• PROBLEM STATEMENT: The data below should be printed in full, exactly, and without any of its images.

• AVAILABLE RECORDS:

####

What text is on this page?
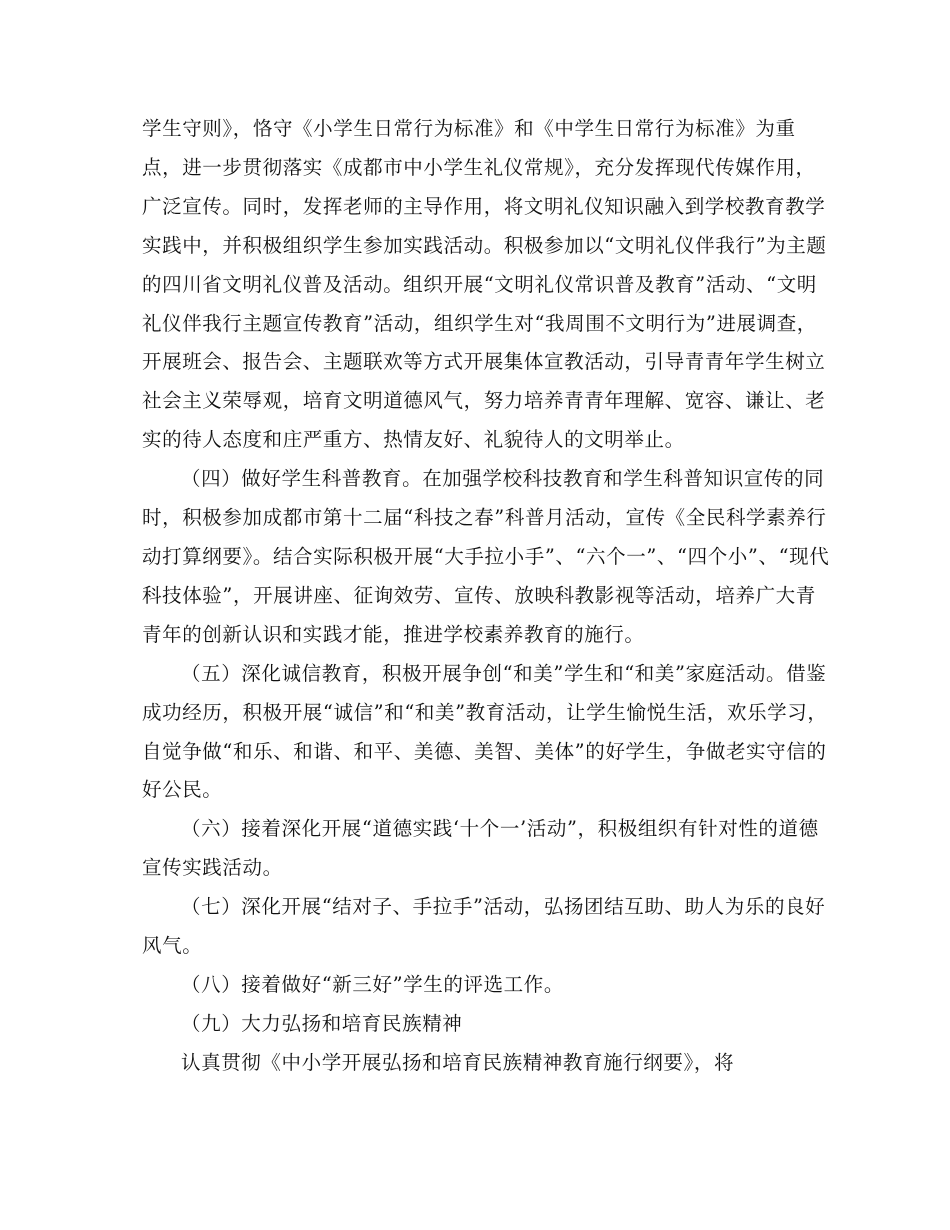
学生守则》，恪守《小学生日常行为标准》和《中学生日常行为标准》为重点，进一步贯彻落实《成都市中小学生礼仪常规》，充分发挥现代传媒作用，广泛宣传。同时，发挥老师的主导作用，将文明礼仪知识融入到学校教育教学实践中，并积极组织学生参加实践活动。积极参加以“文明礼仪伴我行”为主题的四川省文明礼仪普及活动。组织开展“文明礼仪常识普及教育”活动、“文明礼仪伴我行主题宣传教育”活动，组织学生对“我周围不文明行为”进展调查，开展班会、报告会、主题联欢等方式开展集体宣教活动，引导青青年学生树立社会主义荣辱观，培育文明道德风气，努力培养青青年理解、宽容、谦让、老实的待人态度和庄严重方、热情友好、礼貌待人的文明举止。

（四）做好学生科普教育。在加强学校科技教育和学生科普知识宣传的同时，积极参加成都市第十二届“科技之春”科普月活动，宣传《全民科学素养行动打算纲要》。结合实际积极开展“大手拉小手”、“六个一”、“四个小”、“现代科技体验”，开展讲座、征询效劳、宣传、放映科教影视等活动，培养广大青青年的创新认识和实践才能，推进学校素养教育的施行。

（五）深化诚信教育，积极开展争创“和美”学生和“和美”家庭活动。借鉴成功经历，积极开展“诚信”和“和美”教育活动，让学生愉悦生活，欢乐学习，自觉争做“和乐、和谐、和平、美德、美智、美体”的好学生，争做老实守信的好公民。

（六）接着深化开展“道德实践‘十个一’活动”，积极组织有针对性的道德宣传实践活动。

（七）深化开展“结对子、手拉手”活动，弘扬团结互助、助人为乐的良好风气。

（八）接着做好“新三好”学生的评选工作。

（九）大力弘扬和培育民族精神

认真贯彻《中小学开展弘扬和培育民族精神教育施行纲要》，将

####

• SOLUTION FOR THIS EXERCISE:
What text is on this page?
学生守则》，恪守《小学生日常行为标准》和《中学生日常行为标准》为重点，进一步贯彻落实《成都市中小学生礼仪常规》，充分发挥现代传媒作用，广泛宣传。同时，发挥老师的主导作用，将文明礼仪知识融入到学校教育教学实践中，并积极组织学生参加实践活动。积极参加以“文明礼仪伴我行”为主题的四川省文明礼仪普及活动。组织开展“文明礼仪常识普及教育”活动、“文明礼仪伴我行主题宣传教育”活动，组织学生对“我周围不文明行为”进展调查，开展班会、报告会、主题联欢等方式开展集体宣教活动，引导青青年学生树立社会主义荣辱观，培育文明道德风气，努力培养青青年理解、宽容、谦让、老实的待人态度和庄严重方、热情友好、礼貌待人的文明举止。

（四）做好学生科普教育。在加强学校科技教育和学生科普知识宣传的同时，积极参加成都市第十二届“科技之春”科普月活动，宣传《全民科学素养行动打算纲要》。结合实际积极开展“大手拉小手”、“六个一”、“四个小”、“现代科技体验”，开展讲座、征询效劳、宣传、放映科教影视等活动，培养广大青青年的创新认识和实践才能，推进学校素养教育的施行。

（五）深化诚信教育，积极开展争创“和美”学生和“和美”家庭活动。借鉴成功经历，积极开展“诚信”和“和美”教育活动，让学生愉悦生活，欢乐学习，自觉争做“和乐、和谐、和平、美德、美智、美体”的好学生，争做老实守信的好公民。

（六）接着深化开展“道德实践‘十个一’活动”，积极组织有针对性的道德宣传实践活动。

（七）深化开展“结对子、手拉手”活动，弘扬团结互助、助人为乐的良好风气。

（八）接着做好“新三好”学生的评选工作。

（九）大力弘扬和培育民族精神

认真贯彻《中小学开展弘扬和培育民族精神教育施行纲要》，将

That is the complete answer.